Filter the material below, keeping only the lines that contain the string "Header", and copy each kept line. Treat upper and lower case as different.

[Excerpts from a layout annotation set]
--- START ---

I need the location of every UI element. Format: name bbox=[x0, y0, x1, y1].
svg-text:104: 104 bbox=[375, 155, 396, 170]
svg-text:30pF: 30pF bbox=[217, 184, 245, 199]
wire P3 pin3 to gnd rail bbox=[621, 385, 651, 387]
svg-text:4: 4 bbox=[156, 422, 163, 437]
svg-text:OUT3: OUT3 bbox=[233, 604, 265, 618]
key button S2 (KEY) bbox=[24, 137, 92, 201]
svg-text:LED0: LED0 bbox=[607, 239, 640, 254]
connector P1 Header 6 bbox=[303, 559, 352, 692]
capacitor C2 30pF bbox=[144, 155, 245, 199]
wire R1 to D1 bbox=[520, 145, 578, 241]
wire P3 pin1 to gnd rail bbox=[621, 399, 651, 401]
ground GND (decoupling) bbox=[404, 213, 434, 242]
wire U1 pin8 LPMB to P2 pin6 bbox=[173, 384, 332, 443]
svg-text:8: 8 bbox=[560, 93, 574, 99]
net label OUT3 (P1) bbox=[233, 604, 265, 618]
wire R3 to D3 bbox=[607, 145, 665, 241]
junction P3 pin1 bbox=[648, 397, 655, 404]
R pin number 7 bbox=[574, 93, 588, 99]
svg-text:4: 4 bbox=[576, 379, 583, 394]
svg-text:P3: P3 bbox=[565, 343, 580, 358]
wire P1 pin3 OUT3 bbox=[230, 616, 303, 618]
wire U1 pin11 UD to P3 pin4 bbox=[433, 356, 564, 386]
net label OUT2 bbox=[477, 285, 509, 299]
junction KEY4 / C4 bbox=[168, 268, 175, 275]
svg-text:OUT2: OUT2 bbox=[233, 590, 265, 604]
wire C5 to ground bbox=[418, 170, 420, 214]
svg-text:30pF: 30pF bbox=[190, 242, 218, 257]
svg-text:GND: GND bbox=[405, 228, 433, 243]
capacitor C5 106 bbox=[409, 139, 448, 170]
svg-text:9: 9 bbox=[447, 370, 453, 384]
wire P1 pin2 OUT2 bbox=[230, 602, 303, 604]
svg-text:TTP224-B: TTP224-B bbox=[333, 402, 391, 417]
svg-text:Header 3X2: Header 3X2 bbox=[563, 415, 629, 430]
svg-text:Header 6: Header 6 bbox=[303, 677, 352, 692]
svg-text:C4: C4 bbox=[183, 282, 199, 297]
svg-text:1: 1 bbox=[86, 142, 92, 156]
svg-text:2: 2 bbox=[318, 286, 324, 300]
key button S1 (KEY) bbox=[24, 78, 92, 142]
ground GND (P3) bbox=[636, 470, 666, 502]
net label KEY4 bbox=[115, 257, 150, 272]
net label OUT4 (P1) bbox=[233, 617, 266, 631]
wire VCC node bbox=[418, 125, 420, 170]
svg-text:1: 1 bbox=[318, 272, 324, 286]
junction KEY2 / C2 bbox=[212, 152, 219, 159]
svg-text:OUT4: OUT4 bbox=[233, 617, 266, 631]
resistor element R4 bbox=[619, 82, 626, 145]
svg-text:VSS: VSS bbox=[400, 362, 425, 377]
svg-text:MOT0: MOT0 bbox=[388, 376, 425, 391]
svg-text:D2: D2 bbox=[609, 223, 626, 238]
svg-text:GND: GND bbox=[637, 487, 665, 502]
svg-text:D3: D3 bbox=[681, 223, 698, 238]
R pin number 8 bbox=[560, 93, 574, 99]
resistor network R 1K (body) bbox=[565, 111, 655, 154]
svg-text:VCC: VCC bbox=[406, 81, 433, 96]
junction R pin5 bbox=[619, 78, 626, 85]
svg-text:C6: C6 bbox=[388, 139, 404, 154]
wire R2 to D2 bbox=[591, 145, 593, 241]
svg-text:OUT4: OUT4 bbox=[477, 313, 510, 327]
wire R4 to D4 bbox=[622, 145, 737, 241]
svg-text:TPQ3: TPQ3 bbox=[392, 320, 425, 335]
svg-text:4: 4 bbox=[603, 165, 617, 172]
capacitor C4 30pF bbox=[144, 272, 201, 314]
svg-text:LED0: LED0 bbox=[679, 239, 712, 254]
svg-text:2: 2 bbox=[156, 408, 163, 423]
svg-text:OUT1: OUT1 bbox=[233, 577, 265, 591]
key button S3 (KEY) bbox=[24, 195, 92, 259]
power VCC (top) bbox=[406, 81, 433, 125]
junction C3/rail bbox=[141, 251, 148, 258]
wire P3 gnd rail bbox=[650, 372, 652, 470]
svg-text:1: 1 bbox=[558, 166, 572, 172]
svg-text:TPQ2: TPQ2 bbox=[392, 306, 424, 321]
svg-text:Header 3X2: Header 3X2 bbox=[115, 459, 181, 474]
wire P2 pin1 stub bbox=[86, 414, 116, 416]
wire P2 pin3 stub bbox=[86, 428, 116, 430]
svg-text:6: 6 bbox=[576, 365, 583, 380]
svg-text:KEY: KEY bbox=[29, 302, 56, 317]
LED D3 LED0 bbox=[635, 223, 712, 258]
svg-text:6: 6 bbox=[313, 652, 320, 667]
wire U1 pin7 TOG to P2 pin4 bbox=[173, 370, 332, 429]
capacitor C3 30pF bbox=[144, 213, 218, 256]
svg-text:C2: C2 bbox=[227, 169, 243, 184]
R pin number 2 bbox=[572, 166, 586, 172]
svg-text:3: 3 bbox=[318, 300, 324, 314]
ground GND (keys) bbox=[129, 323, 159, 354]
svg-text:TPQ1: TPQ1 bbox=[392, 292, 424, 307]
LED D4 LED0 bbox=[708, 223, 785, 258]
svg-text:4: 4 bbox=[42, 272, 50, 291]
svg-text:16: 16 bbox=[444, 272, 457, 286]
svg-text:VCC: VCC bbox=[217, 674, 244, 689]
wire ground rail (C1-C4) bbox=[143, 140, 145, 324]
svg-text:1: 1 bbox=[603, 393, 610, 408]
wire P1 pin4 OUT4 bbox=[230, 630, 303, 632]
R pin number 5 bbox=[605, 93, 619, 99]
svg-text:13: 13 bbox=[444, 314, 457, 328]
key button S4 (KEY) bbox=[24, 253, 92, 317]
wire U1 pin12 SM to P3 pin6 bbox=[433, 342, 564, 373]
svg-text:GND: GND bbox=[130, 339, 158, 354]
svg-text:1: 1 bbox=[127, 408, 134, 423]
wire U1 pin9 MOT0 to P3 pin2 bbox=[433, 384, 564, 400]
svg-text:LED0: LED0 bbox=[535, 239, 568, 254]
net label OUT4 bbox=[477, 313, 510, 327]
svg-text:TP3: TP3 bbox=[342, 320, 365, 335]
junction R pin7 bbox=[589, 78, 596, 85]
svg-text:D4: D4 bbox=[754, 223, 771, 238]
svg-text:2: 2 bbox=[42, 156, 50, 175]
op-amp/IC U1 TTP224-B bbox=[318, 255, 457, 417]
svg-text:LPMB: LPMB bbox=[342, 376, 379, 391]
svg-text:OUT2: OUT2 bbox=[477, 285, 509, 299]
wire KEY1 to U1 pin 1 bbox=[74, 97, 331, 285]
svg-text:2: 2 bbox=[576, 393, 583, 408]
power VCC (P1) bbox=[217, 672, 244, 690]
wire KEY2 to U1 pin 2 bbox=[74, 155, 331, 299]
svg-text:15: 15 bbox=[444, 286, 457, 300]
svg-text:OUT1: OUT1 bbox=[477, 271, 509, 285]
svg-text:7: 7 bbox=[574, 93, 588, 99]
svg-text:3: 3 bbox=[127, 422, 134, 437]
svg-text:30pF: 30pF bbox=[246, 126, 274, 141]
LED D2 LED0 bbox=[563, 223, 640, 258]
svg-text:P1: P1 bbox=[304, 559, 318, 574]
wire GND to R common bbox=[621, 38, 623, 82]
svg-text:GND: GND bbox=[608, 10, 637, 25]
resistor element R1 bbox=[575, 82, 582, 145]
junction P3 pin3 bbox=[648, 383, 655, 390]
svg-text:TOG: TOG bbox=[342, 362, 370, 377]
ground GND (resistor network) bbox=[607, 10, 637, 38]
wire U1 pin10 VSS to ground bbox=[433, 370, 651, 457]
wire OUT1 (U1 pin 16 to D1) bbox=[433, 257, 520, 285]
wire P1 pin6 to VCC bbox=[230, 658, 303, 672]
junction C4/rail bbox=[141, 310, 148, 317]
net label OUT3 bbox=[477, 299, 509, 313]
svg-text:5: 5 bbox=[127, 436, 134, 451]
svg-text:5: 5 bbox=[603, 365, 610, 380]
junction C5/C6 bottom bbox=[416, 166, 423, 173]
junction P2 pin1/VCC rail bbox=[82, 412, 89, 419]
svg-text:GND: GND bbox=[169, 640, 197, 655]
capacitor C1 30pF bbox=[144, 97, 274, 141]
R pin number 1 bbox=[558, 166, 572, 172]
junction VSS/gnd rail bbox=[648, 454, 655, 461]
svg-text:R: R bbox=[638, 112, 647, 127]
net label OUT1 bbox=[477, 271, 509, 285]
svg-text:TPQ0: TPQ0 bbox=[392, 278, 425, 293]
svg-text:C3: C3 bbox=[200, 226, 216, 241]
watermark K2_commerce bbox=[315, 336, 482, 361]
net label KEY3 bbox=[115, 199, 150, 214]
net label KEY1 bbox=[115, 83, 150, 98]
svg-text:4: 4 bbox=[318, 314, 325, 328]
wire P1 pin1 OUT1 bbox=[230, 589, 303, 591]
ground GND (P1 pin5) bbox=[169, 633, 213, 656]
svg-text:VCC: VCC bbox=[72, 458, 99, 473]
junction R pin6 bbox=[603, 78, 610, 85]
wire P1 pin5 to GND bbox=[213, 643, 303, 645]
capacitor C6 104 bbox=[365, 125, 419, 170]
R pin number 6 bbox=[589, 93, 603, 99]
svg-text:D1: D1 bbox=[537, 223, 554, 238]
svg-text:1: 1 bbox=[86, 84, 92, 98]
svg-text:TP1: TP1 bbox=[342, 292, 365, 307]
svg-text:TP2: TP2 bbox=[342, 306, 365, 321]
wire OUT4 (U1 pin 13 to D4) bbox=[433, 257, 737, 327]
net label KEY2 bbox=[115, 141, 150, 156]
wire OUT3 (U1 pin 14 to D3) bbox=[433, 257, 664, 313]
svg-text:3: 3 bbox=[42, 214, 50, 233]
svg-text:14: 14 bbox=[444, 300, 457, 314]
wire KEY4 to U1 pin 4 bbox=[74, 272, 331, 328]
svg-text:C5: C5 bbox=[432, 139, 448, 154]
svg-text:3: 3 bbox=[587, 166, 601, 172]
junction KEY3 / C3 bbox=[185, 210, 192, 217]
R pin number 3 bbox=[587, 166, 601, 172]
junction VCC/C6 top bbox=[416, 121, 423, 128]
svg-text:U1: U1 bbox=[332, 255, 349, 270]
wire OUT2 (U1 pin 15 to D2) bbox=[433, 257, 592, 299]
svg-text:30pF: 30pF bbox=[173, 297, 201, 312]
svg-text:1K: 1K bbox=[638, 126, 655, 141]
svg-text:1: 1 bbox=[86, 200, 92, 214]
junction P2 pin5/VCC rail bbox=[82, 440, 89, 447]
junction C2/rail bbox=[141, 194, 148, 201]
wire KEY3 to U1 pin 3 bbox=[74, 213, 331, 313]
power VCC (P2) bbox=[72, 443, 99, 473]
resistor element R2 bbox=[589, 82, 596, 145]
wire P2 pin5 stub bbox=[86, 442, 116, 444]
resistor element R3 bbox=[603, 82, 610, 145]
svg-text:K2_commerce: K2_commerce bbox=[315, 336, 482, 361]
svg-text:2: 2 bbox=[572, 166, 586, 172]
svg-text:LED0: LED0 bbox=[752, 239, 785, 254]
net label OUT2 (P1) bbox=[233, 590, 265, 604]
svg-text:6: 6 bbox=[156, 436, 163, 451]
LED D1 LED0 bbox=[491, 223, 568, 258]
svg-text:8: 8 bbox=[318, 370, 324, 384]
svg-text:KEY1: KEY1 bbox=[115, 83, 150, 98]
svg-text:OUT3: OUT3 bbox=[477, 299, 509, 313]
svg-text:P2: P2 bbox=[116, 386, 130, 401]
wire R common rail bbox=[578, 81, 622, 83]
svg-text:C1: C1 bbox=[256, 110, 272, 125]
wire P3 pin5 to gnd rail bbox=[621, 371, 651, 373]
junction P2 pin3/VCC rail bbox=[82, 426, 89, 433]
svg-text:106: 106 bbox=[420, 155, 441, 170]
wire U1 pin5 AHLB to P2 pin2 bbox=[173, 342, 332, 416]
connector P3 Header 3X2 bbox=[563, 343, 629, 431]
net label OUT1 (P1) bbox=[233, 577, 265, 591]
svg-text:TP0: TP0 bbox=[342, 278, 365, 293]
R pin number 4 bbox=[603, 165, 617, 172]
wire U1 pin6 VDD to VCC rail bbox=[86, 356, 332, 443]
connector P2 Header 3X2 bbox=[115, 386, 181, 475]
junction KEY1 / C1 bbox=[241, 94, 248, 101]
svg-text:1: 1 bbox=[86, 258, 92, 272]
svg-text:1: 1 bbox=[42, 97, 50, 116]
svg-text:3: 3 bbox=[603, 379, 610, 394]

--- END ---

In response |
connector P1 Header 6 bbox=[303, 559, 352, 692]
svg-text:Header 3X2: Header 3X2 bbox=[563, 415, 629, 430]
svg-text:Header 6: Header 6 bbox=[303, 677, 352, 692]
svg-text:Header 3X2: Header 3X2 bbox=[115, 459, 181, 474]
connector P3 Header 3X2 bbox=[563, 343, 629, 431]
connector P2 Header 3X2 bbox=[115, 386, 181, 475]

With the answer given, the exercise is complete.